Text for analysis:
__________

AFAIK it is displayed in the flurry of text that is outputted when 
autopano-SIFT-C runs.


> - Documents: The README and other files are installed without
> extension. How can I read those files? Who knows... That's how Windows
> works, so please take care.

This is a regression compared to my snapshot installer. When preparing 
my snapshot installers, I would *manually* convert all the README files 
(Windows is CR+LF, while those in SVN are not) and add the .txt 
extension. I have not thought of how to automate this in the build. 
Probably it is possible, and in any case, whoever builds the installer 
should indeed take care.


> - Icons: First, they are unly;  ...

plenty of good and valid points. I guess many of them could be 
implemented by people with enough time and motivation. I don't know much 
about the technical issues of icons on the Windows platform: I consider 
it generally an ugly platform, so maybe this is why I don't bother that 
much about those things that seems to bother you? I know Mac users value 
aesthetics more than Windows users.


> - Lastly, could README_JP file be attached for the Japanese users? I
> can provide converted PDF or HTML files if that's needed, though I
> remember Shift-JIS is considered default for Japanese Windows.

that should definitely happen. When I worked through the different 
readme files in deciding whether to put them into my snapshot installer 
(and thus in files used to generate the installer as they are still 
recorded in SVN), I tried to open the README_JP file and it displayed 
gibberish. Windows is known to have problem with charsets. Other 
non-Latin charsets open well on my Windows XP box. An HTML or a PDF 
would surely help.


 > One more thing:
 > - The file downloaded from Sourceforge was compiled from SVN, hence
 > appears as a release build. In future we should upload binary releases
 > compiled from the source release.

__________

Task instructions:
**a)** List every software program, operating system, or online service named in the reply about the Windows installer.
**b)** Copy the reply about the Windows installer word for word, from "This is a regression" to "in the build.".
**c)** Write what comes next in the reply about the Windows installer, picking up after its final sentence.

Information:
__________

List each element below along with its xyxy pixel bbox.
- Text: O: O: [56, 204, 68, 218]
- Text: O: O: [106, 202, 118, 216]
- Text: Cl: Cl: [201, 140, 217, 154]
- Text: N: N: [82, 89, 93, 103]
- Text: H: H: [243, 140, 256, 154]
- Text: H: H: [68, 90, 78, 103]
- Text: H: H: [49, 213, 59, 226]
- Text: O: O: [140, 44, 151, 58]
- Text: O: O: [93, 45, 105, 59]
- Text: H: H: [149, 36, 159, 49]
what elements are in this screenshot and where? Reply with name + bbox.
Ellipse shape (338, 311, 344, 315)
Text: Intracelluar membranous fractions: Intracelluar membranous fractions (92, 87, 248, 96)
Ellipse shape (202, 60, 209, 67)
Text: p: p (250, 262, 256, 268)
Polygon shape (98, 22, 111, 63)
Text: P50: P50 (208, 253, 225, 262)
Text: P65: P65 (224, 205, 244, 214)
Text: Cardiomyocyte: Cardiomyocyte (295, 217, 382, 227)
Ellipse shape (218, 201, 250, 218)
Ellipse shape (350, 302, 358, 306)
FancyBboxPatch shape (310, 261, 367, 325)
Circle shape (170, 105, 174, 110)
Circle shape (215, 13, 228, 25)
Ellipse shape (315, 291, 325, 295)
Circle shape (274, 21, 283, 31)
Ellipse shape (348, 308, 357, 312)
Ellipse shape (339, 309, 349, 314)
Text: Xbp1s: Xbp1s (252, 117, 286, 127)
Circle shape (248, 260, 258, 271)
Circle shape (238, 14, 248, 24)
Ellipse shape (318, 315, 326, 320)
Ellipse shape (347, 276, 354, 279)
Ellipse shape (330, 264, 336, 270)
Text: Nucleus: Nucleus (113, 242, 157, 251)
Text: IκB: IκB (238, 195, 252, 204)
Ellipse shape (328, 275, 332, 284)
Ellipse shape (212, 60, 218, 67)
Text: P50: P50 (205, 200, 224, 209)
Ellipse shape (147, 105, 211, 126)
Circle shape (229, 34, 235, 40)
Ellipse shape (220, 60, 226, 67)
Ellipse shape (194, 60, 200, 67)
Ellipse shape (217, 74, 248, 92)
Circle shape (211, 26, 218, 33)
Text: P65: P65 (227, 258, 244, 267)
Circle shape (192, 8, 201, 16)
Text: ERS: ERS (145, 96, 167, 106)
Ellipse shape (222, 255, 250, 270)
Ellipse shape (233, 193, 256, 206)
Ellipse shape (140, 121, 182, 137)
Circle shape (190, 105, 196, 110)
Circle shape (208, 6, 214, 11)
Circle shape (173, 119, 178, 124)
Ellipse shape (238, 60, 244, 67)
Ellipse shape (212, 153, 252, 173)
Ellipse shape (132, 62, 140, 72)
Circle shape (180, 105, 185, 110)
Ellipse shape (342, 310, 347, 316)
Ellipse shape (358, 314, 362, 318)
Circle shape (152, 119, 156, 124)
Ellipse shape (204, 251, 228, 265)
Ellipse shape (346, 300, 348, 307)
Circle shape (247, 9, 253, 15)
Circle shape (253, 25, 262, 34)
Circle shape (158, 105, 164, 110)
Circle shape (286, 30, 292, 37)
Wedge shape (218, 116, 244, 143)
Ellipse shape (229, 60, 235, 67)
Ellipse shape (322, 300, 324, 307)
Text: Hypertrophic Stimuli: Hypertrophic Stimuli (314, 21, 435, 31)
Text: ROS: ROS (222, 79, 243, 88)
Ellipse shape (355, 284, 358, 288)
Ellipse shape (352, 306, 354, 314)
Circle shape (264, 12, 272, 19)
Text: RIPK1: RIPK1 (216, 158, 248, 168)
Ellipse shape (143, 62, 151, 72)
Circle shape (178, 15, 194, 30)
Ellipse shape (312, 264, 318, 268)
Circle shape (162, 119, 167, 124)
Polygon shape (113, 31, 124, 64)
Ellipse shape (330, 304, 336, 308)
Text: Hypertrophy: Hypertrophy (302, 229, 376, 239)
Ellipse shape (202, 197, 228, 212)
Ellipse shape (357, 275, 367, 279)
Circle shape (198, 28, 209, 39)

__________

Answers per task:
**a)** autopano-SIFT-C, Windows, SVN, Windows XP, Mac, Sourceforge

**b)**
This is a regression compared to my snapshot installer. When preparing 
my snapshot installers, I would *manually* convert all the README files 
(Windows is CR+LF, while those in SVN are not) and add the .txt 
extension. I have not thought of how to automate this in the build.

**c)**
This was an issue with the CMake build, and I corrected it to the best 
of my knowledge with Rev 3503.

Before that, there was a TODO mentioned in the root level CMakeLists.txt 
(actually the comment is still there):
# TODO: at each release, set current SVN revision here!

This has not happened when the 0.7.0 tarball was released, so that 
building it would call the release 0.7.0.0, which is inherently wrong, 
and has further consquences on the Windows build, because unlike the 
Linux (and Mac?) build extracting the SVN revision number was not 
automated. I have automated that, and also the above mentioned TODO at 
each release (although it would need to be tested), so that when 
stripping the .svn folders from the filesystem tree that will eventually 
become a tarball, everything should work automatically. Then building 
from the tarball should also work effortless and as intended in Windows.

I hope my comments shed some lights on the particularities of the 
windows build. Maybe they may motivate some of the windows contributors 
to do those things you are suggesting, most of which make sense to me 
but are just too low on my list of priorities to bother.

And if there are still open questions (I know I lack a lot of 
Mac-knowledge) or misunderstandings, please keep the thread going.